======== 选段 ========

//题意:一棵树有边权,询问一条长度为k的简单路径所需的最小步数
// 思路: 点分治,主要是合并的思路,因为是要求最小步数,所以我们对于每一种长度记最小步数即可
//
#include <bits/stdc++.h>
using namespace std;
#define int long long
const int N = 2e5 + 10;
const int M = 1e6 + 10;
vector<pair<int, int>> e[N];
namespace CenDec {
int ctr, n, sz[N];
bool del[N];
void dfs(int p, int fa = 0) {
sz[p] = 1;
int mss = 0;
for (auto to : e[p]) {
if (del[to.first] || to.first == fa) continue;
dfs(to.first, p);
if (ctr != -1) return;//在子树递归过程中找到重心就即时退出
mss = max(mss, sz[to.first]);
sz[p] += sz[to.first];
}
mss = max(mss, n - sz[p]);//与根节点之上的那棵子树进行比较
if (mss <= n / 2) {
ctr = p;
sz[fa] = n - sz[p];//更新sz[fa]的值,目的是把重心相邻的所有子树大小重新更新一遍,因为待会我们要
//从这个重心向下分治,向下分治的话我们是需要用到相邻子树大小的
}
}
int k, cnt = 1e9;
map<int, int> depp;
pair<int, int> temp[2 * N];//第一维记路径长度,第二维记步数
int cntt;
void add(int i) {
if (depp.find(temp[i].first) == depp.end()) depp[temp[i].first] = temp[i].second;
else depp[temp[i].first] = min(depp[temp[i].first], temp[i].second);
}
void dfs2(int p, int fa, int w, int dp) {
if (w > k) return;//剪枝,同时防止数组访问越界
if (depp.find(k - w) != depp.end()) {
cnt = min(cnt, depp[k - w] + dp);
}
temp[++cntt] = { w,dp };
for (auto to : e[p])

======== 所给资料 ========

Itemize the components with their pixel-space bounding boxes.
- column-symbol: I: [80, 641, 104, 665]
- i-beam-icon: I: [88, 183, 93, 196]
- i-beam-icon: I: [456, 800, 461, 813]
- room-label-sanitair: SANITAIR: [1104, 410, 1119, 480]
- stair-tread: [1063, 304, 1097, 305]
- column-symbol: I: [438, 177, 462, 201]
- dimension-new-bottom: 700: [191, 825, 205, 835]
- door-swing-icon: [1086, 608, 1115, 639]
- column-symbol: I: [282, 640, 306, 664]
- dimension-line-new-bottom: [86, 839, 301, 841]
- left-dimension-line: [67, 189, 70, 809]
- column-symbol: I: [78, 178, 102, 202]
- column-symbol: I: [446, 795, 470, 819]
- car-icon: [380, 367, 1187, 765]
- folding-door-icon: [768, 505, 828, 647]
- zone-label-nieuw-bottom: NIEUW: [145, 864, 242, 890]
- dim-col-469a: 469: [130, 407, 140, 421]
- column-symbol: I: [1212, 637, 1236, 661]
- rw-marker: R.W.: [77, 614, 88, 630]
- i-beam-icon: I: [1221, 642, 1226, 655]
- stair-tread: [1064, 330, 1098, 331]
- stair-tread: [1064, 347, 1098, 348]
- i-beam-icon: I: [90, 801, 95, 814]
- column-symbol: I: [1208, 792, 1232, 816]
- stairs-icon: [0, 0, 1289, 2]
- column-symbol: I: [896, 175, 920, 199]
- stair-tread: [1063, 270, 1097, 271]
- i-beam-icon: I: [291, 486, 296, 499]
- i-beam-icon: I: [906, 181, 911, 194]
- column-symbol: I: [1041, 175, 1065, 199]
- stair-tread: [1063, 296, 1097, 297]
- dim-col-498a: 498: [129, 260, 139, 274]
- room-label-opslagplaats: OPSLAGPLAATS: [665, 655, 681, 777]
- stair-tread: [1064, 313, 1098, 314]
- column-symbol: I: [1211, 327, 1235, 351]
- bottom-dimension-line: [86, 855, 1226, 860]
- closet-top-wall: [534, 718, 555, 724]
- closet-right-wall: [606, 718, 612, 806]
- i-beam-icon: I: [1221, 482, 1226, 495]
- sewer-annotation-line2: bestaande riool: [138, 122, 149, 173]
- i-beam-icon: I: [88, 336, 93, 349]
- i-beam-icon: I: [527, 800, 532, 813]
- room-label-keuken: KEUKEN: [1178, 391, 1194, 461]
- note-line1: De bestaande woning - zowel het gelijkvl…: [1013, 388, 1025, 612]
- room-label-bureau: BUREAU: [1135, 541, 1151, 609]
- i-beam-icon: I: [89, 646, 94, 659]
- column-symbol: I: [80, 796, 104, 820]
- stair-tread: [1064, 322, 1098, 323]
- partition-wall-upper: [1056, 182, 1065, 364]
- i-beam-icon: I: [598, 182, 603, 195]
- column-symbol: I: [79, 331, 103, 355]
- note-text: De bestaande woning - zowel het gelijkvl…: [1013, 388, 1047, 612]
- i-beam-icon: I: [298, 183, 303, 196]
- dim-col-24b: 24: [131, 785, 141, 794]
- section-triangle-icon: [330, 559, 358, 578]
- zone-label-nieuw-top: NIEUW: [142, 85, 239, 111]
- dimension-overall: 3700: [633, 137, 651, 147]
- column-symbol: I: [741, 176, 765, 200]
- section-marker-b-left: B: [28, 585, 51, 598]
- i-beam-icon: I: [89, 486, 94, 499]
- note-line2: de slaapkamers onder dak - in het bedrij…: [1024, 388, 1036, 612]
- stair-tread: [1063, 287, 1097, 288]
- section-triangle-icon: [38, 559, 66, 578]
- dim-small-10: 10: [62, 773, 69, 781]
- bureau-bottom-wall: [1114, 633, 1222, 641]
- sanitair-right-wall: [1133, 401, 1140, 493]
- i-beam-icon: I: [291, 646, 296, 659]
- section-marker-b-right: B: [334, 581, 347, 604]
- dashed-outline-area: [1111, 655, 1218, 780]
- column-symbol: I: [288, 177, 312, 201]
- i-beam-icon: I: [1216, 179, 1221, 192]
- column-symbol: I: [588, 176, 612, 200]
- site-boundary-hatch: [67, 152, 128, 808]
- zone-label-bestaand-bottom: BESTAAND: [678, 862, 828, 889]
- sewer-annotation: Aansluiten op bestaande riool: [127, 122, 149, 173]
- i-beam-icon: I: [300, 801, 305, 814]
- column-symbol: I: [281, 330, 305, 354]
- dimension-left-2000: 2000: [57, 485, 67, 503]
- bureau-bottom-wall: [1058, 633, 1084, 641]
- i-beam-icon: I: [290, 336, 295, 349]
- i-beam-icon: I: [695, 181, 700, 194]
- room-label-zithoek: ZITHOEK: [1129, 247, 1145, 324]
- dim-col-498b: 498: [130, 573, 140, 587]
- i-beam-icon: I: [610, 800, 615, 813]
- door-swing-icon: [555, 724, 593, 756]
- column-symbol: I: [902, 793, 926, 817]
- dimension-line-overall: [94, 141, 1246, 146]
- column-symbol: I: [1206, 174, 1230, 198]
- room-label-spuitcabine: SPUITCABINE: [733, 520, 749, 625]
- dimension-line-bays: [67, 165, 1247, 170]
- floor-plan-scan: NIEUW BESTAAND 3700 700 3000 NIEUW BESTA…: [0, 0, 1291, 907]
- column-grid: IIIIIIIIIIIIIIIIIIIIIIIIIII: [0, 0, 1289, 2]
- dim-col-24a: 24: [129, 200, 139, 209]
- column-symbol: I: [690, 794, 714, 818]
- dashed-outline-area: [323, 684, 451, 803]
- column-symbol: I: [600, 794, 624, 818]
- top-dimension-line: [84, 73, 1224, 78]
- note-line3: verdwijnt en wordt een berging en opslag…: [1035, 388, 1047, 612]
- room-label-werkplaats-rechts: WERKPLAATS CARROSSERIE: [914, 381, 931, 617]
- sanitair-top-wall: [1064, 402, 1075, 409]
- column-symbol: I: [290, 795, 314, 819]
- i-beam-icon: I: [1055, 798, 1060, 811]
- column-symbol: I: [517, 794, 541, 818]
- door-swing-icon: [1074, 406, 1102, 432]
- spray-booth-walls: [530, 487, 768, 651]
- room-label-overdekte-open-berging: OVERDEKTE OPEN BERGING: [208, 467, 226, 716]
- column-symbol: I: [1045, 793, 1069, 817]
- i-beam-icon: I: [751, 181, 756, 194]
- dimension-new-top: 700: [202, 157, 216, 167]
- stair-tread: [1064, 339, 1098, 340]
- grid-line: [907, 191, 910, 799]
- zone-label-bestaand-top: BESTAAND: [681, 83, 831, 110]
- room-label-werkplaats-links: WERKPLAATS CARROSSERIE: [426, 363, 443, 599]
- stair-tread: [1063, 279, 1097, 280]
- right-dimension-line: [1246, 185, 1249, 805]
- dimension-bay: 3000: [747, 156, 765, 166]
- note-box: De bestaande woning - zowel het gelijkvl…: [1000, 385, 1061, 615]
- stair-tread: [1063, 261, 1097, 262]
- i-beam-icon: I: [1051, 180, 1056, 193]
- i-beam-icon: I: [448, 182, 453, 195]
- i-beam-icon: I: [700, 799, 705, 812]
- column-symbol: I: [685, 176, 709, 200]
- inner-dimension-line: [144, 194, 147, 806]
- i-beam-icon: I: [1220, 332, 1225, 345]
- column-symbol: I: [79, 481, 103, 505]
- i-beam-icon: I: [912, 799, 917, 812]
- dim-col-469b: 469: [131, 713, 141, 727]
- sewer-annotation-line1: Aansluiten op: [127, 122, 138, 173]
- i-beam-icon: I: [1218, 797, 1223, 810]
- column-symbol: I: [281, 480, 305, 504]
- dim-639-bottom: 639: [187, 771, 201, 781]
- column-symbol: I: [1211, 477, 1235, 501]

========

- **任务说明 A**: 请照原样复述记录中的若干行：从记录的第一行开始，到含有“- dimension-new-bottom: 700: [191, 825, 205, 835]”的那一行结束，末行也要包括在内。
- **任务说明 B**: 请接着点分治代码这段选段的最后一行往下续写。
上述记录与选段内容毫无关联。

- **书面回答 A**:
Itemize the components with their pixel-space bounding boxes.
- column-symbol: I: [80, 641, 104, 665]
- i-beam-icon: I: [88, 183, 93, 196]
- i-beam-icon: I: [456, 800, 461, 813]
- room-label-sanitair: SANITAIR: [1104, 410, 1119, 480]
- stair-tread: [1063, 304, 1097, 305]
- column-symbol: I: [438, 177, 462, 201]
- dimension-new-bottom: 700: [191, 825, 205, 835]

- **书面回答 B**:
if (!del[to.first] && to.first != fa)
dfs2(to.first, p, w + to.second, dp + 1);
}
void run(int p) {
depp[0] = 0;
for (auto to : e[p]) {
if (del[to.first]) continue;
dfs2(to.first, p, to.second, 1);
for (int i = 1; i <= cntt; ++i)
add(i);
cntt = 0;
}
depp.clear();//清空该重心的统计
del[p] = 1;
for (auto to : e[p]) {
if (!del[to.first]) {
n = sz[to.first];//现在要遍历的树是上个重心的子树
ctr = -1;
dfs(to.first);
run(ctr);
}
}
}
int count(int n0, int k0) {
n = n0, k = k0; ctr = -1;
dfs(1);//找重心
run(ctr);//计算贡献
if (cnt != 1e9)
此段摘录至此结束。